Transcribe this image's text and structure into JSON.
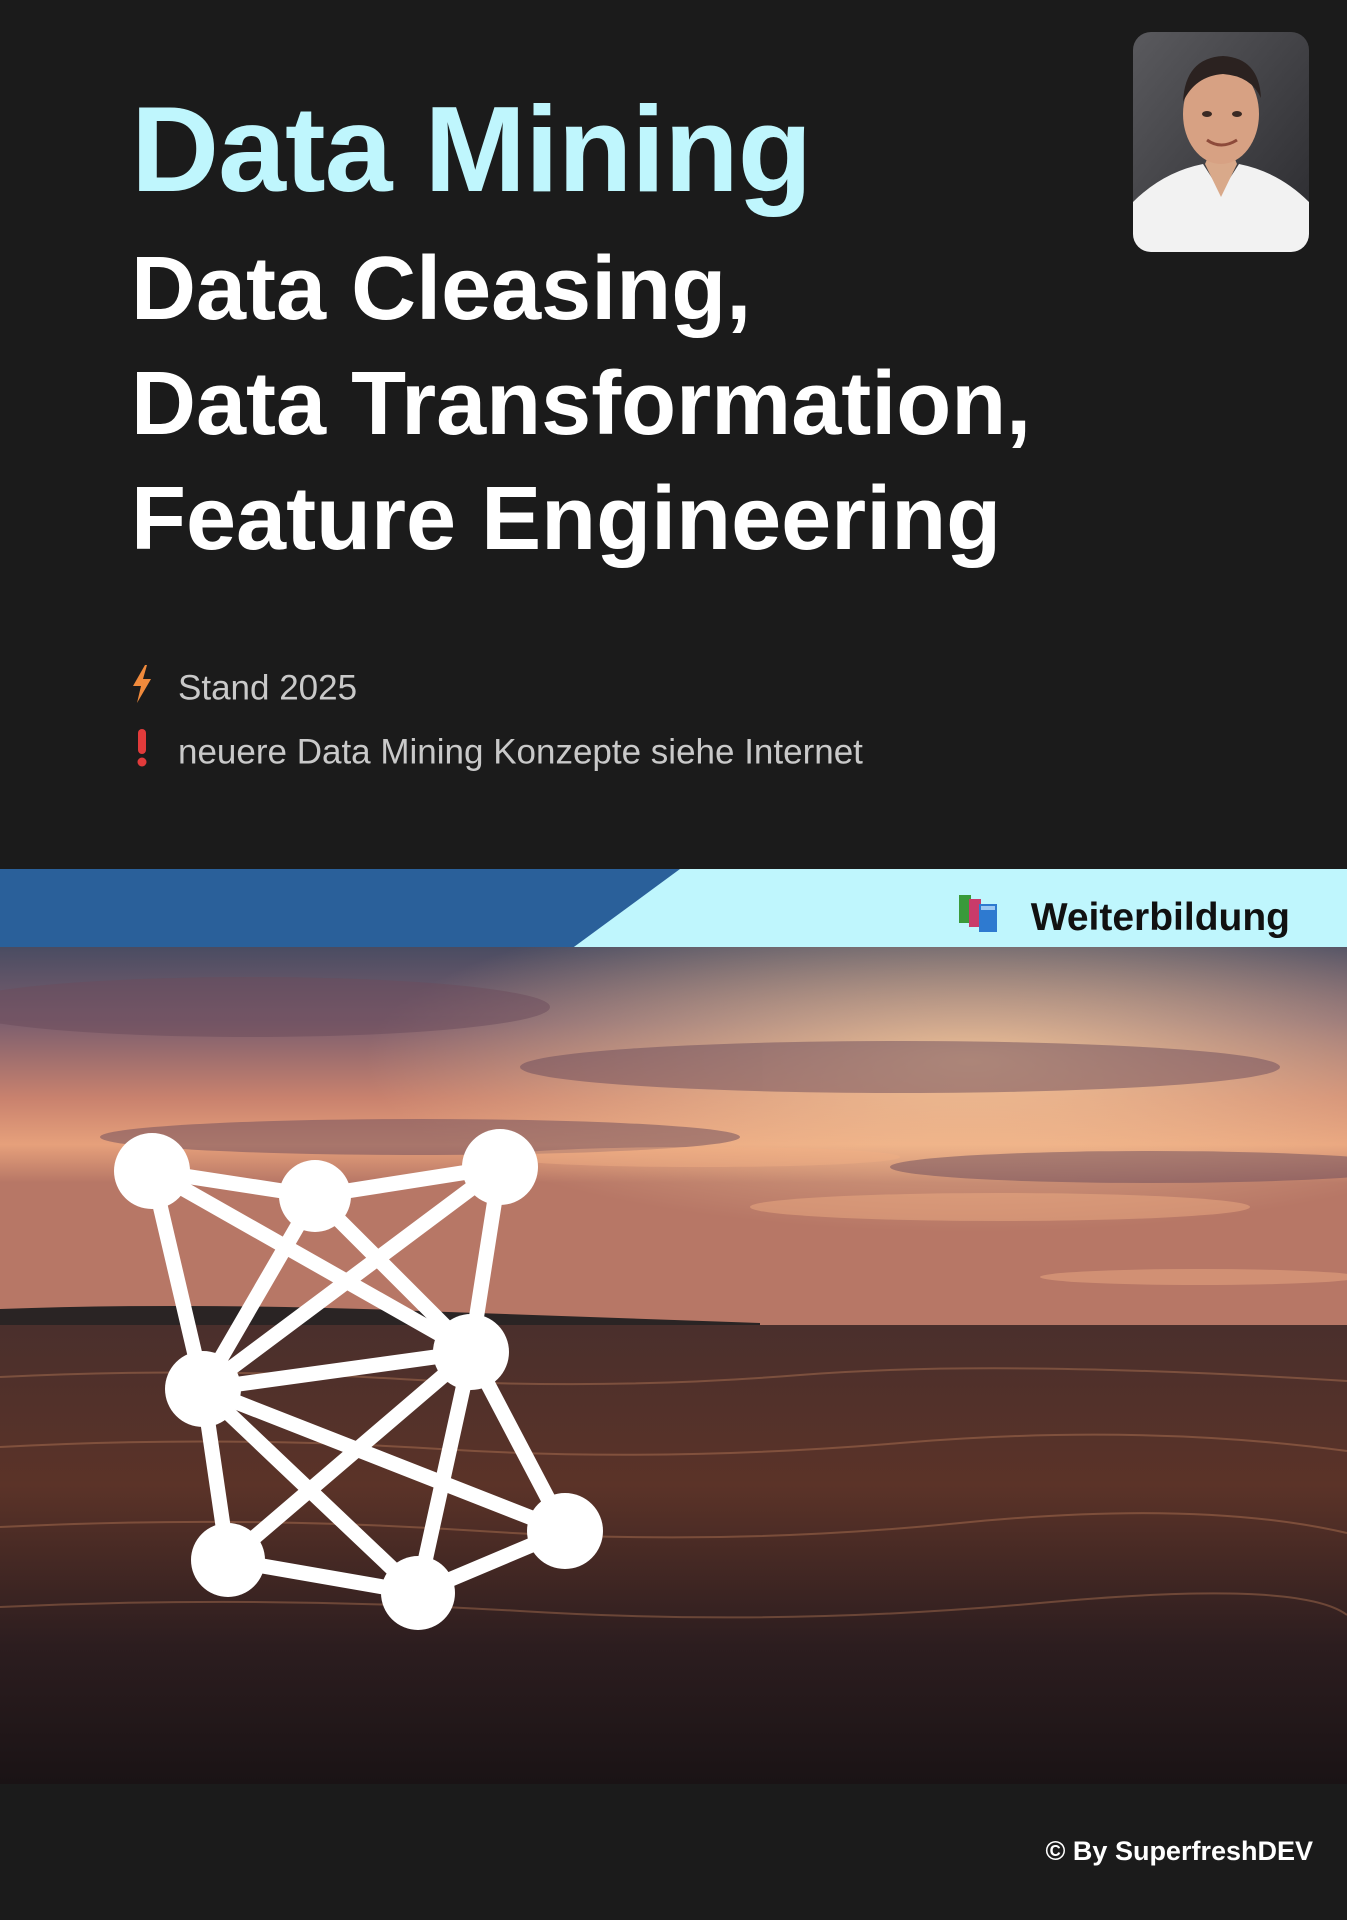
{
  "title": "Data Mining",
  "subtitle_lines": [
    "Data Cleasing,",
    "Data Transformation,",
    "Feature Engineering"
  ],
  "meta": [
    {
      "icon": "lightning-icon",
      "text": "Stand 2025",
      "color": "#f08a3c"
    },
    {
      "icon": "exclamation-icon",
      "text": "neuere Data Mining Konzepte siehe Internet",
      "color": "#e23b3b"
    }
  ],
  "badge": {
    "icon": "books-icon",
    "label": "Weiterbildung"
  },
  "credit": "© By SuperfreshDEV",
  "colors": {
    "background": "#1b1b1b",
    "title": "#bff6fd",
    "banner_dark": "#2a609a",
    "banner_light": "#bff6fd"
  }
}
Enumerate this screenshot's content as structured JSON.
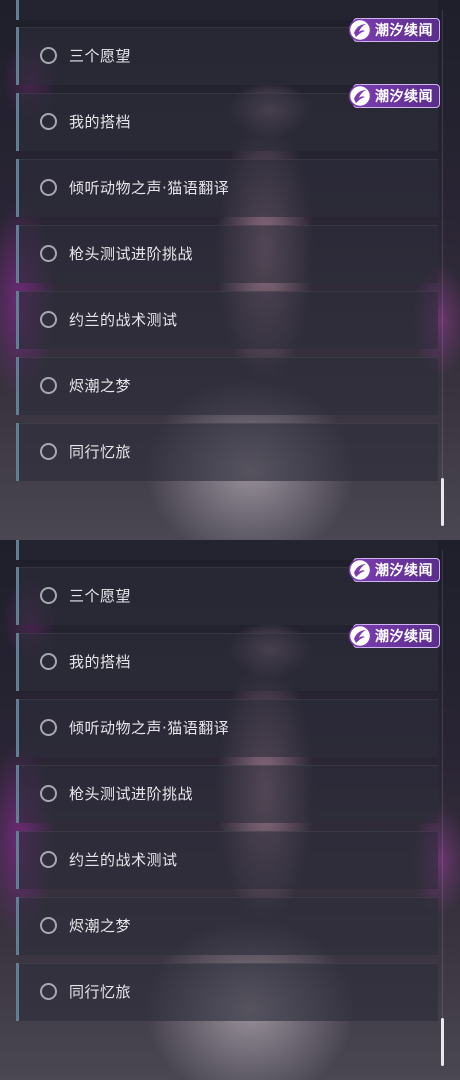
{
  "panels": [
    {
      "items": [
        {
          "label": "三个愿望",
          "badge": "潮汐续闻"
        },
        {
          "label": "我的搭档",
          "badge": "潮汐续闻"
        },
        {
          "label": "倾听动物之声·猫语翻译"
        },
        {
          "label": "枪头测试进阶挑战"
        },
        {
          "label": "约兰的战术测试"
        },
        {
          "label": "烬潮之梦"
        },
        {
          "label": "同行忆旅"
        }
      ]
    },
    {
      "items": [
        {
          "label": "三个愿望",
          "badge": "潮汐续闻"
        },
        {
          "label": "我的搭档",
          "badge": "潮汐续闻"
        },
        {
          "label": "倾听动物之声·猫语翻译"
        },
        {
          "label": "枪头测试进阶挑战"
        },
        {
          "label": "约兰的战术测试"
        },
        {
          "label": "烬潮之梦"
        },
        {
          "label": "同行忆旅"
        }
      ]
    }
  ],
  "colors": {
    "accent_bar": "#5f7f95",
    "badge_fill": "#7c3cb0",
    "badge_border": "#cfb4f0",
    "text": "#e6e6ea"
  },
  "icons": {
    "status": "empty-circle-icon",
    "badge_logo": "tide-logo-icon"
  }
}
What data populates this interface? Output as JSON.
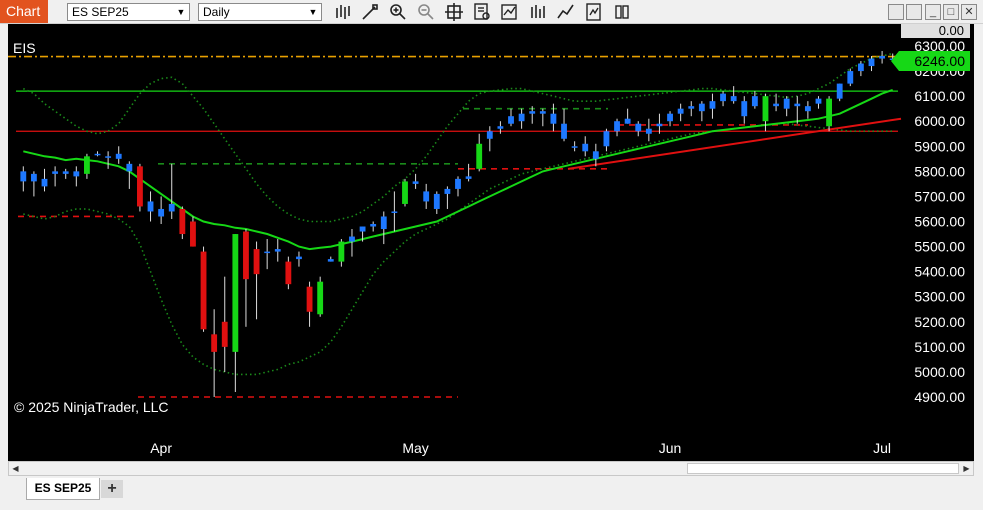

• **Set task**
Return every line in the listing that contains the word "Mining".

• **Written answer**
  "title": "Data Mining",
      "text": "neuere Data Mining Konzepte siehe Internet",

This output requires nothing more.